[Collection entries]
— begin —

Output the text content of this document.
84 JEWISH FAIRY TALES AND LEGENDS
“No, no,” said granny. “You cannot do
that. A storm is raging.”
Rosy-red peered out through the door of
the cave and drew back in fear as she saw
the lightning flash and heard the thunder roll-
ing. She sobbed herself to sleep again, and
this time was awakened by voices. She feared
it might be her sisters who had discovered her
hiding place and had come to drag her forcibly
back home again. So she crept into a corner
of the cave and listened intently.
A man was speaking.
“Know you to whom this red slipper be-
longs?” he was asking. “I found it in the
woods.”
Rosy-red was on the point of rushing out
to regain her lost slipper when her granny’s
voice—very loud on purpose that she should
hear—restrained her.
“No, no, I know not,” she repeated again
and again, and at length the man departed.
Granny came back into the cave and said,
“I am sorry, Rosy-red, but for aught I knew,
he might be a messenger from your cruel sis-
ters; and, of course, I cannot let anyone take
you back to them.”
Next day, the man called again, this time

— end —

**DIRECTIONS FOR THIS TASK:** Copy all the lines, exactly.

**EXERCISE SOLUTION:**
Output the text content of this document.
84 JEWISH FAIRY TALES AND LEGENDS
“No, no,” said granny. “You cannot do
that. A storm is raging.”
Rosy-red peered out through the door of
the cave and drew back in fear as she saw
the lightning flash and heard the thunder roll-
ing. She sobbed herself to sleep again, and
this time was awakened by voices. She feared
it might be her sisters who had discovered her
hiding place and had come to drag her forcibly
back home again. So she crept into a corner
of the cave and listened intently.
A man was speaking.
“Know you to whom this red slipper be-
longs?” he was asking. “I found it in the
woods.”
Rosy-red was on the point of rushing out
to regain her lost slipper when her granny’s
voice—very loud on purpose that she should
hear—restrained her.
“No, no, I know not,” she repeated again
and again, and at length the man departed.
Granny came back into the cave and said,
“I am sorry, Rosy-red, but for aught I knew,
he might be a messenger from your cruel sis-
ters; and, of course, I cannot let anyone take
you back to them.”
Next day, the man called again, this time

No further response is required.